_TASK OBJECTIVE_
Return each line of the material verbatim.

※

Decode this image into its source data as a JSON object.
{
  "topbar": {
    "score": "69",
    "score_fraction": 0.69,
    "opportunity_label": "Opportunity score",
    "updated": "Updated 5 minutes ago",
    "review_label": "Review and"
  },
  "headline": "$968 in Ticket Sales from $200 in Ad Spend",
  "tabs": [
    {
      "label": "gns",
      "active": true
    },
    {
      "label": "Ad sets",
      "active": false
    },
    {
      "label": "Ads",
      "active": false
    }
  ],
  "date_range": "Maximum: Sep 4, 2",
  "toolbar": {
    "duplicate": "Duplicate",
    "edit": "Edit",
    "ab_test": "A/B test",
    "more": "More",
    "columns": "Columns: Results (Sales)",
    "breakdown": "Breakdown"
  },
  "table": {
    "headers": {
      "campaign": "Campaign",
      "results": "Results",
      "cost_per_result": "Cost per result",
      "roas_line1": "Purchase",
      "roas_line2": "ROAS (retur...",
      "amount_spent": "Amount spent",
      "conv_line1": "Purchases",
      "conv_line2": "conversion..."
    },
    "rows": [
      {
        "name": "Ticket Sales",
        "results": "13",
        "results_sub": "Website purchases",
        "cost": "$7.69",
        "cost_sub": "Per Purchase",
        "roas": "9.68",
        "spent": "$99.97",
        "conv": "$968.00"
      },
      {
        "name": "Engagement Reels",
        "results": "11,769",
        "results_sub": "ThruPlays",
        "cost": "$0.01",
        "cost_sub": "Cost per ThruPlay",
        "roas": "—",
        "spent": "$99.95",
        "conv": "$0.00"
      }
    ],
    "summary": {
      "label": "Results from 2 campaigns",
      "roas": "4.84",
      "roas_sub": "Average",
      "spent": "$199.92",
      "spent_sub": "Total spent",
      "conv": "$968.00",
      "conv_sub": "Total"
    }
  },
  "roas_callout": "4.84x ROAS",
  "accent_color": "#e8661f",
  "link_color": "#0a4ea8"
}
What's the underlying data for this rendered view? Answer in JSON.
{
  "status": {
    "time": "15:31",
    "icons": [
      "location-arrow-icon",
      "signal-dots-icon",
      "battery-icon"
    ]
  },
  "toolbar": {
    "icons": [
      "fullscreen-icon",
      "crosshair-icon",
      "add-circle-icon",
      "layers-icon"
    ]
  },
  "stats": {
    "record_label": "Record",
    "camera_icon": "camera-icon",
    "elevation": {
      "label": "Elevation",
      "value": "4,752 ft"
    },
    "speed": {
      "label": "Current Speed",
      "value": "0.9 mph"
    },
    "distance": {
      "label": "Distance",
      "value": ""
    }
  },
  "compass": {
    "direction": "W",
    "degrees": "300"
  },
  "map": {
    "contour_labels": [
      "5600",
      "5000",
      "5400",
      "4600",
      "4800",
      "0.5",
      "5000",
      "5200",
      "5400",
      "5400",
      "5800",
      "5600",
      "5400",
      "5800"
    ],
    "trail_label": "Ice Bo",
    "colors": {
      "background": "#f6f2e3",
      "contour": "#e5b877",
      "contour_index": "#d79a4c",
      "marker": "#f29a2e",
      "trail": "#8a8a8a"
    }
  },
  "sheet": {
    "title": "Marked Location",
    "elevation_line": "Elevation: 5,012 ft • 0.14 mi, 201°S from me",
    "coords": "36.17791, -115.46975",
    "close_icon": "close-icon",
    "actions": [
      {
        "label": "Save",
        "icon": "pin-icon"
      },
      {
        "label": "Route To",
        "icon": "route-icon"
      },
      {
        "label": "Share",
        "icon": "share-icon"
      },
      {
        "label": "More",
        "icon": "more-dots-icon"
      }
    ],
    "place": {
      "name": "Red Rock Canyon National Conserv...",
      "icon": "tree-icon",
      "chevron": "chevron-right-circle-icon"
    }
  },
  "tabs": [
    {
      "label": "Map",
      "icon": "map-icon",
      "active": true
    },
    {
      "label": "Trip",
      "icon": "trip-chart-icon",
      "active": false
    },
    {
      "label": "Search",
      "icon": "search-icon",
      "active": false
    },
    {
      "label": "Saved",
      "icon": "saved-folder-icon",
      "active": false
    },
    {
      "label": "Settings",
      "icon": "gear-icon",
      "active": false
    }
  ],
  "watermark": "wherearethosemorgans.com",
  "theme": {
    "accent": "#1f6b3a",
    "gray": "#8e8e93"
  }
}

※

_WRITTEN RESPONSE_
Decode this image into its source data as a JSON object.
{
  "topbar": {
    "score": "69",
    "score_fraction": 0.69,
    "opportunity_label": "Opportunity score",
    "updated": "Updated 5 minutes ago",
    "review_label": "Review and"
  },
  "headline": "$968 in Ticket Sales from $200 in Ad Spend",
  "tabs": [
    {
      "label": "gns",
      "active": true
    },
    {
      "label": "Ad sets",
      "active": false
    },
    {
      "label": "Ads",
      "active": false
    }
  ],
  "date_range": "Maximum: Sep 4, 2",
  "toolbar": {
    "duplicate": "Duplicate",
    "edit": "Edit",
    "ab_test": "A/B test",
    "more": "More",
    "columns": "Columns: Results (Sales)",
    "breakdown": "Breakdown"
  },
  "table": {
    "headers": {
      "campaign": "Campaign",
      "results": "Results",
      "cost_per_result": "Cost per result",
      "roas_line1": "Purchase",
      "roas_line2": "ROAS (retur...",
      "amount_spent": "Amount spent",
      "conv_line1": "Purchases",
      "conv_line2": "conversion..."
    },
    "rows": [
      {
        "name": "Ticket Sales",
        "results": "13",
        "results_sub": "Website purchases",
        "cost": "$7.69",
        "cost_sub": "Per Purchase",
        "roas": "9.68",
        "spent": "$99.97",
        "conv": "$968.00"
      },
      {
        "name": "Engagement Reels",
        "results": "11,769",
        "results_sub": "ThruPlays",
        "cost": "$0.01",
        "cost_sub": "Cost per ThruPlay",
        "roas": "—",
        "spent": "$99.95",
        "conv": "$0.00"
      }
    ],
    "summary": {
      "label": "Results from 2 campaigns",
      "roas": "4.84",
      "roas_sub": "Average",
      "spent": "$199.92",
      "spent_sub": "Total spent",
      "conv": "$968.00",
      "conv_sub": "Total"
    }
  },
  "roas_callout": "4.84x ROAS",
  "accent_color": "#e8661f",
  "link_color": "#0a4ea8"
}
What's the underlying data for this rendered view? Answer in JSON.
{
  "status": {
    "time": "15:31",
    "icons": [
      "location-arrow-icon",
      "signal-dots-icon",
      "battery-icon"
    ]
  },
  "toolbar": {
    "icons": [
      "fullscreen-icon",
      "crosshair-icon",
      "add-circle-icon",
      "layers-icon"
    ]
  },
  "stats": {
    "record_label": "Record",
    "camera_icon": "camera-icon",
    "elevation": {
      "label": "Elevation",
      "value": "4,752 ft"
    },
    "speed": {
      "label": "Current Speed",
      "value": "0.9 mph"
    },
    "distance": {
      "label": "Distance",
      "value": ""
    }
  },
  "compass": {
    "direction": "W",
    "degrees": "300"
  },
  "map": {
    "contour_labels": [
      "5600",
      "5000",
      "5400",
      "4600",
      "4800",
      "0.5",
      "5000",
      "5200",
      "5400",
      "5400",
      "5800",
      "5600",
      "5400",
      "5800"
    ],
    "trail_label": "Ice Bo",
    "colors": {
      "background": "#f6f2e3",
      "contour": "#e5b877",
      "contour_index": "#d79a4c",
      "marker": "#f29a2e",
      "trail": "#8a8a8a"
    }
  },
  "sheet": {
    "title": "Marked Location",
    "elevation_line": "Elevation: 5,012 ft • 0.14 mi, 201°S from me",
    "coords": "36.17791, -115.46975",
    "close_icon": "close-icon",
    "actions": [
      {
        "label": "Save",
        "icon": "pin-icon"
      },
      {
        "label": "Route To",
        "icon": "route-icon"
      },
      {
        "label": "Share",
        "icon": "share-icon"
      },
      {
        "label": "More",
        "icon": "more-dots-icon"
      }
    ],
    "place": {
      "name": "Red Rock Canyon National Conserv...",
      "icon": "tree-icon",
      "chevron": "chevron-right-circle-icon"
    }
  },
  "tabs": [
    {
      "label": "Map",
      "icon": "map-icon",
      "active": true
    },
    {
      "label": "Trip",
      "icon": "trip-chart-icon",
      "active": false
    },
    {
      "label": "Search",
      "icon": "search-icon",
      "active": false
    },
    {
      "label": "Saved",
      "icon": "saved-folder-icon",
      "active": false
    },
    {
      "label": "Settings",
      "icon": "gear-icon",
      "active": false
    }
  ],
  "watermark": "wherearethosemorgans.com",
  "theme": {
    "accent": "#1f6b3a",
    "gray": "#8e8e93"
  }
}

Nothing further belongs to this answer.